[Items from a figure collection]
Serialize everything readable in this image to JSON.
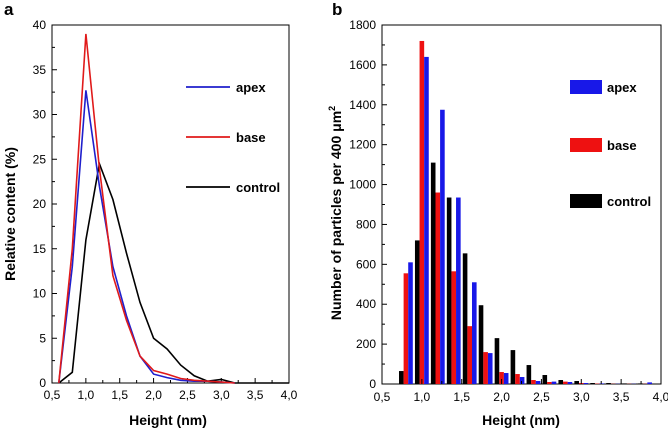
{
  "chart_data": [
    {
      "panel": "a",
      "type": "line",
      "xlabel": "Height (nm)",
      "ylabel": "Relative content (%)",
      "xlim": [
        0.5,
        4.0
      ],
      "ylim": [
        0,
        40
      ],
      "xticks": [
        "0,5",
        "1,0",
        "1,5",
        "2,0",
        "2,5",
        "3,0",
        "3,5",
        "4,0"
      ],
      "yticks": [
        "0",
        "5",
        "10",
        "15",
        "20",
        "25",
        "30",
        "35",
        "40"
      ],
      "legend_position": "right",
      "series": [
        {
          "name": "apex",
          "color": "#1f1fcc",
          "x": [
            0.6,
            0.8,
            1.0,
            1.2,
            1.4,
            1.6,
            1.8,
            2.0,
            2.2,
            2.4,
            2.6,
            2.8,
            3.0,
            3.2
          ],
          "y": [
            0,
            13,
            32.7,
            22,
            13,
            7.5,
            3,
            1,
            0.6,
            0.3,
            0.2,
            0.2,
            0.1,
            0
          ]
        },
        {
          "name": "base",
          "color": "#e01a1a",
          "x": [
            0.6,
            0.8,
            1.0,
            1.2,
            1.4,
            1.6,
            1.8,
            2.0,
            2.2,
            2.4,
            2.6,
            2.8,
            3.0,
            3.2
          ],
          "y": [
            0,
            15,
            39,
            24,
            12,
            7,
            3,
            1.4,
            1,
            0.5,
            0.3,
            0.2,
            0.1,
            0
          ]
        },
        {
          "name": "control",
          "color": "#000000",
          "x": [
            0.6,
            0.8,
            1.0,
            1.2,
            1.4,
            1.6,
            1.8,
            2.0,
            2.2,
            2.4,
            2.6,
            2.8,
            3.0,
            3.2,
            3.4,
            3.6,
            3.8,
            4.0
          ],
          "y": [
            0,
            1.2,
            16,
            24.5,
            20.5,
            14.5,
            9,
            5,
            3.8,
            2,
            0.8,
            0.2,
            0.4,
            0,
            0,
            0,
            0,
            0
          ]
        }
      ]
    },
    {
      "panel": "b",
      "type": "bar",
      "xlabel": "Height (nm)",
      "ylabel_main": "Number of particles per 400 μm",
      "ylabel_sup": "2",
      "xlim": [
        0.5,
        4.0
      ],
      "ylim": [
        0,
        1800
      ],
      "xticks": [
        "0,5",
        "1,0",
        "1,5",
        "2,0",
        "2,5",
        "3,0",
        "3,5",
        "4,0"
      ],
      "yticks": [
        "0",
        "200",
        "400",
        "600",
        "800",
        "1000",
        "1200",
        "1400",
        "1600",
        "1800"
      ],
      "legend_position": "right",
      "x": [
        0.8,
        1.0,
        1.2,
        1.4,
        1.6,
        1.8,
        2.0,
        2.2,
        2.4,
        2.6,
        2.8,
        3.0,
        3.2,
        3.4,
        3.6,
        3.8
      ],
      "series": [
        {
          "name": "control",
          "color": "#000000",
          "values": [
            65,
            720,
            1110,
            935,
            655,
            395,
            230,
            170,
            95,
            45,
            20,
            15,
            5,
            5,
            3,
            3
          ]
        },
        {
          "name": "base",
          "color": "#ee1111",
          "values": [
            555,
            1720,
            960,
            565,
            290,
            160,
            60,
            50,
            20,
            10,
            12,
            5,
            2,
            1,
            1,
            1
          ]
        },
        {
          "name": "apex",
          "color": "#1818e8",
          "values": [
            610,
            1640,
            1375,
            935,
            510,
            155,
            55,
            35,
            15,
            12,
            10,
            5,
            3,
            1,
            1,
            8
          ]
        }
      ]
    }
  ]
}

** Stated task **
Leave out all images, then reproduce the entries above exactly.

** Task solution **
Serialize everything readable in this image to JSON.
{
  "chart_data": [
    {
      "panel": "a",
      "type": "line",
      "xlabel": "Height (nm)",
      "ylabel": "Relative content (%)",
      "xlim": [
        0.5,
        4.0
      ],
      "ylim": [
        0,
        40
      ],
      "xticks": [
        "0,5",
        "1,0",
        "1,5",
        "2,0",
        "2,5",
        "3,0",
        "3,5",
        "4,0"
      ],
      "yticks": [
        "0",
        "5",
        "10",
        "15",
        "20",
        "25",
        "30",
        "35",
        "40"
      ],
      "legend_position": "right",
      "series": [
        {
          "name": "apex",
          "color": "#1f1fcc",
          "x": [
            0.6,
            0.8,
            1.0,
            1.2,
            1.4,
            1.6,
            1.8,
            2.0,
            2.2,
            2.4,
            2.6,
            2.8,
            3.0,
            3.2
          ],
          "y": [
            0,
            13,
            32.7,
            22,
            13,
            7.5,
            3,
            1,
            0.6,
            0.3,
            0.2,
            0.2,
            0.1,
            0
          ]
        },
        {
          "name": "base",
          "color": "#e01a1a",
          "x": [
            0.6,
            0.8,
            1.0,
            1.2,
            1.4,
            1.6,
            1.8,
            2.0,
            2.2,
            2.4,
            2.6,
            2.8,
            3.0,
            3.2
          ],
          "y": [
            0,
            15,
            39,
            24,
            12,
            7,
            3,
            1.4,
            1,
            0.5,
            0.3,
            0.2,
            0.1,
            0
          ]
        },
        {
          "name": "control",
          "color": "#000000",
          "x": [
            0.6,
            0.8,
            1.0,
            1.2,
            1.4,
            1.6,
            1.8,
            2.0,
            2.2,
            2.4,
            2.6,
            2.8,
            3.0,
            3.2,
            3.4,
            3.6,
            3.8,
            4.0
          ],
          "y": [
            0,
            1.2,
            16,
            24.5,
            20.5,
            14.5,
            9,
            5,
            3.8,
            2,
            0.8,
            0.2,
            0.4,
            0,
            0,
            0,
            0,
            0
          ]
        }
      ]
    },
    {
      "panel": "b",
      "type": "bar",
      "xlabel": "Height (nm)",
      "ylabel_main": "Number of particles per 400 μm",
      "ylabel_sup": "2",
      "xlim": [
        0.5,
        4.0
      ],
      "ylim": [
        0,
        1800
      ],
      "xticks": [
        "0,5",
        "1,0",
        "1,5",
        "2,0",
        "2,5",
        "3,0",
        "3,5",
        "4,0"
      ],
      "yticks": [
        "0",
        "200",
        "400",
        "600",
        "800",
        "1000",
        "1200",
        "1400",
        "1600",
        "1800"
      ],
      "legend_position": "right",
      "x": [
        0.8,
        1.0,
        1.2,
        1.4,
        1.6,
        1.8,
        2.0,
        2.2,
        2.4,
        2.6,
        2.8,
        3.0,
        3.2,
        3.4,
        3.6,
        3.8
      ],
      "series": [
        {
          "name": "control",
          "color": "#000000",
          "values": [
            65,
            720,
            1110,
            935,
            655,
            395,
            230,
            170,
            95,
            45,
            20,
            15,
            5,
            5,
            3,
            3
          ]
        },
        {
          "name": "base",
          "color": "#ee1111",
          "values": [
            555,
            1720,
            960,
            565,
            290,
            160,
            60,
            50,
            20,
            10,
            12,
            5,
            2,
            1,
            1,
            1
          ]
        },
        {
          "name": "apex",
          "color": "#1818e8",
          "values": [
            610,
            1640,
            1375,
            935,
            510,
            155,
            55,
            35,
            15,
            12,
            10,
            5,
            3,
            1,
            1,
            8
          ]
        }
      ]
    }
  ]
}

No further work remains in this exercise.